Which lines include the word "cette"? Copy each of them.
::::
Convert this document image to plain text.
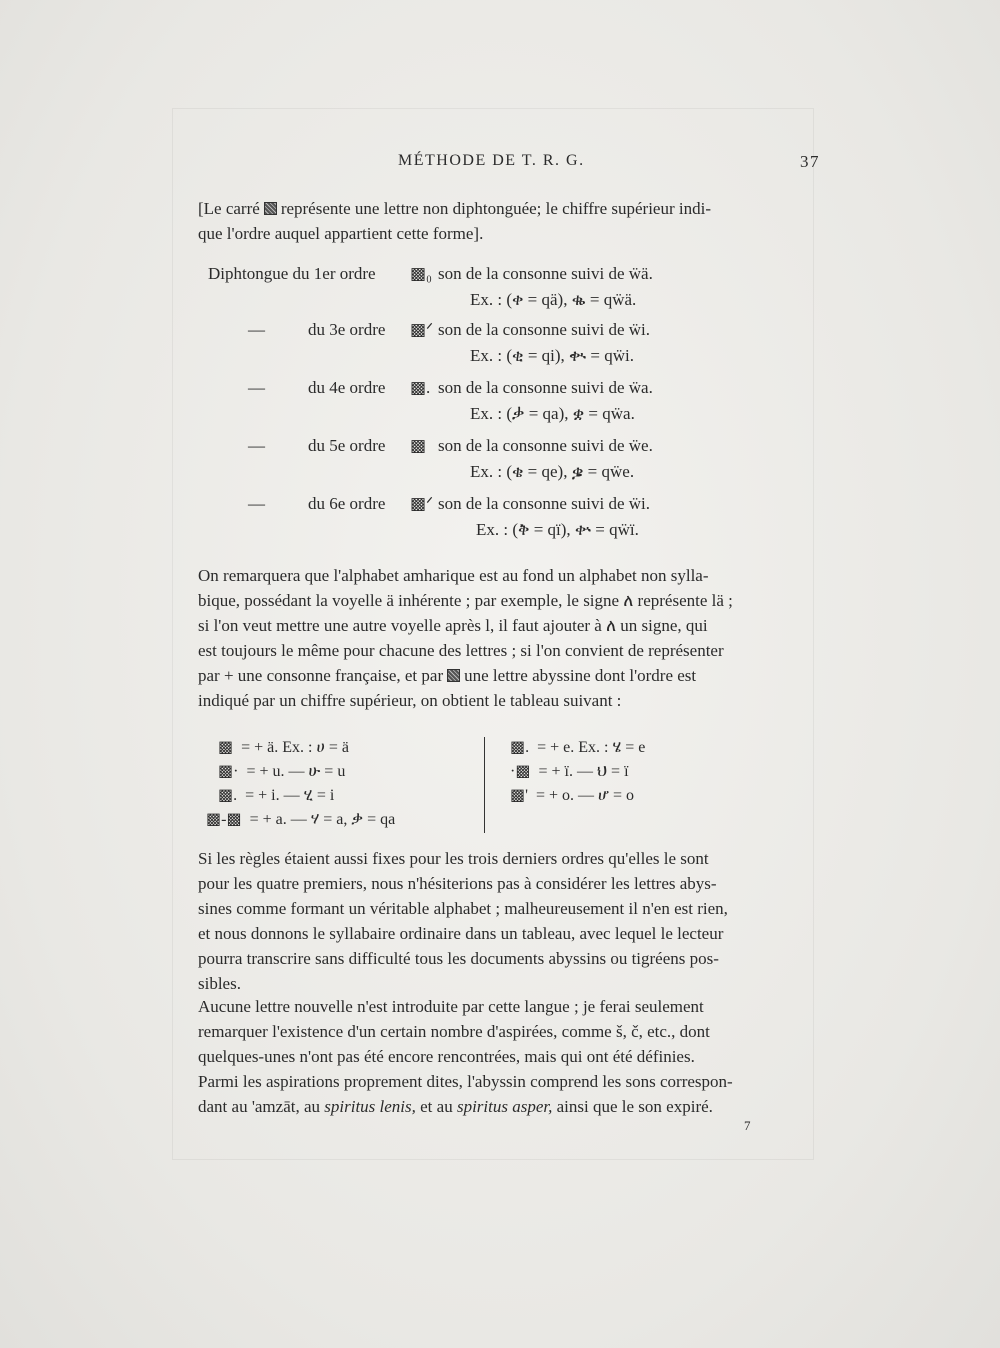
MÉTHODE DE T. R. G.	37
[Le carré représente une lettre non diphtonguée; le chiffre supérieur indi-
que l'ordre auquel appartient cette forme].
Diphtongue du 1er ordre ▩₀ son de la consonne suivi de ẅä.
Ex. : (ቀ = qä), ቈ = qẅä.
—	du 3e ordre ▩ᐟ son de la consonne suivi de ẅi.
Ex. : (ቂ = qi), ቊ = qẅi.
—	du 4e ordre ▩. son de la consonne suivi de ẅa.
Ex. : (ቃ = qa), ቋ = qẅa.
—	du 5e ordre ▩ son de la consonne suivi de ẅe.
Ex. : (ቄ = qe), ቌ = qẅe.
—	du 6e ordre ▩ᐟ son de la consonne suivi de ẅi.
Ex. : (ቅ = qï), ቍ = qẅï.
On remarquera que l'alphabet amharique est au fond un alphabet non sylla-
bique, possédant la voyelle ä inhérente ; par exemple, le signe ለ représente lä ;
si l'on veut mettre une autre voyelle après l, il faut ajouter à ለ un signe, qui
est toujours le même pour chacune des lettres ; si l'on convient de représenter
par + une consonne française, et par une lettre abyssine dont l'ordre est
indiqué par un chiffre supérieur, on obtient le tableau suivant :
▩ = + ä. Ex. : ሀ = ä
▩· = + u. — ሁ = u
▩. = + i. — ሂ = i
▩-▩ = + a. — ሃ = a, ቃ = qa
▩. = + e. Ex. : ሄ = e
·▩ = + ï. — ህ = ï
▩' = + o. — ሆ = o
Si les règles étaient aussi fixes pour les trois derniers ordres qu'elles le sont
pour les quatre premiers, nous n'hésiterions pas à considérer les lettres abys-
sines comme formant un véritable alphabet ; malheureusement il n'en est rien,
et nous donnons le syllabaire ordinaire dans un tableau, avec lequel le lecteur
pourra transcrire sans difficulté tous les documents abyssins ou tigréens pos-
sibles.
Aucune lettre nouvelle n'est introduite par cette langue ; je ferai seulement
remarquer l'existence d'un certain nombre d'aspirées, comme š, č, etc., dont
quelques-unes n'ont pas été encore rencontrées, mais qui ont été définies.
Parmi les aspirations proprement dites, l'abyssin comprend les sons correspon-
dant au 'amzāt, au spiritus lenis, et au spiritus asper, ainsi que le son expiré.
7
::::
### RESPONSE TO THE TASK
que l'ordre auquel appartient cette forme].
Aucune lettre nouvelle n'est introduite par cette langue ; je ferai seulement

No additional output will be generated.